#### Stored data entries:
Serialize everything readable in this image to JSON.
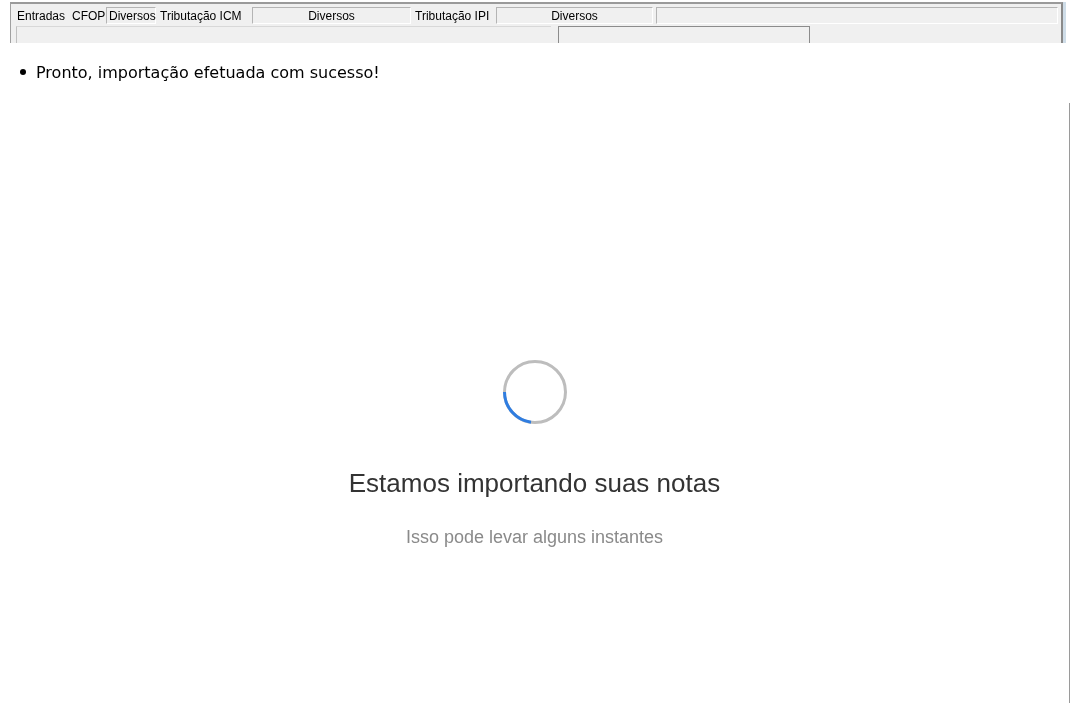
{
  "form": {
    "row_1": [
      {
        "kind": "label",
        "text": "Entradas"
      },
      {
        "kind": "label",
        "text": "CFOP"
      },
      {
        "kind": "field",
        "text": "Diversos"
      },
      {
        "kind": "label",
        "text": "Tributação ICM"
      },
      {
        "kind": "field",
        "text": "Diversos"
      },
      {
        "kind": "label",
        "text": "Tributação IPI"
      },
      {
        "kind": "field",
        "text": "Diversos"
      },
      {
        "kind": "field"
      }
    ],
    "row_2": [
      {
        "kind": "field"
      },
      {
        "kind": "field"
      }
    ]
  },
  "messages": [
    "Pronto, importação efetuada com sucesso!"
  ],
  "loading": {
    "title": "Estamos importando suas notas",
    "subtitle": "Isso pode levar alguns instantes"
  }
}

#### WRITTEN REQUEST:
Set down every entry word for word, but omit the pictures.

#### SOLUTION FOR THIS EXERCISE:
Serialize everything readable in this image to JSON.
{
  "form": {
    "row_1": [
      {
        "kind": "label",
        "text": "Entradas"
      },
      {
        "kind": "label",
        "text": "CFOP"
      },
      {
        "kind": "field",
        "text": "Diversos"
      },
      {
        "kind": "label",
        "text": "Tributação ICM"
      },
      {
        "kind": "field",
        "text": "Diversos"
      },
      {
        "kind": "label",
        "text": "Tributação IPI"
      },
      {
        "kind": "field",
        "text": "Diversos"
      },
      {
        "kind": "field"
      }
    ],
    "row_2": [
      {
        "kind": "field"
      },
      {
        "kind": "field"
      }
    ]
  },
  "messages": [
    "Pronto, importação efetuada com sucesso!"
  ],
  "loading": {
    "title": "Estamos importando suas notas",
    "subtitle": "Isso pode levar alguns instantes"
  }
}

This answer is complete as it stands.